▸ **DIRECTIVE**
Determine how many lines include the string "Государственной". Output that number only.

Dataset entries
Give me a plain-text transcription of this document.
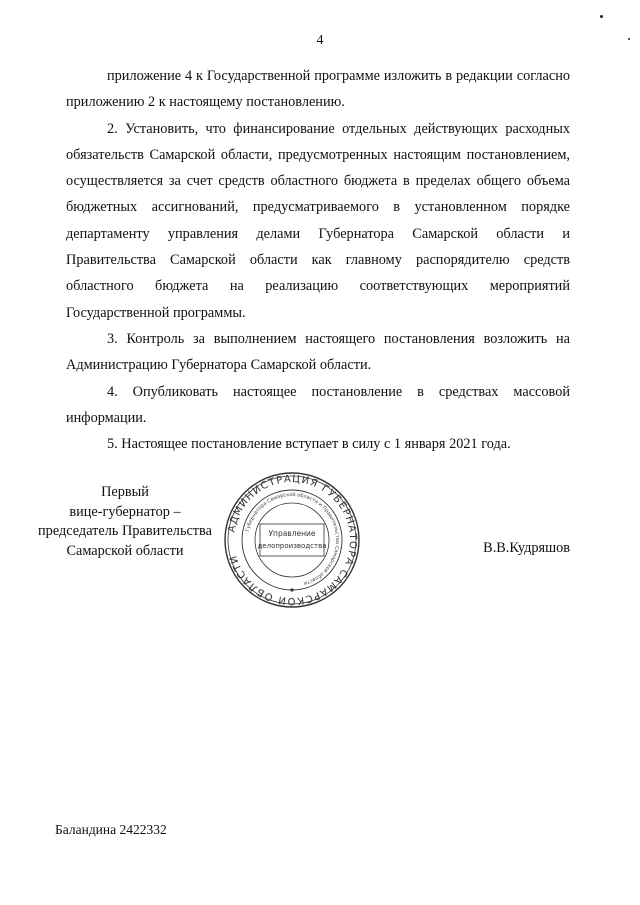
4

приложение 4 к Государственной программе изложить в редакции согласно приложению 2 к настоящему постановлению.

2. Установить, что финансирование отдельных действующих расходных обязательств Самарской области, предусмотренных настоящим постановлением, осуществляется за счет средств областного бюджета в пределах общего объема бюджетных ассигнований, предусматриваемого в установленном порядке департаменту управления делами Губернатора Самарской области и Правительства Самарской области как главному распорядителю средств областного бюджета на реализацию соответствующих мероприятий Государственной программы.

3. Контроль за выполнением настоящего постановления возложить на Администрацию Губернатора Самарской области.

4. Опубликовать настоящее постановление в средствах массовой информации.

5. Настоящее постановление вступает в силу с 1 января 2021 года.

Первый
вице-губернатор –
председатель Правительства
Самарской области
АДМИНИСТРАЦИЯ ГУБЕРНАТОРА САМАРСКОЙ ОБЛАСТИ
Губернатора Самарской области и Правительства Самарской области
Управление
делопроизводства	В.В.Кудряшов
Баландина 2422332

▸ **SOLUTION BELOW**
2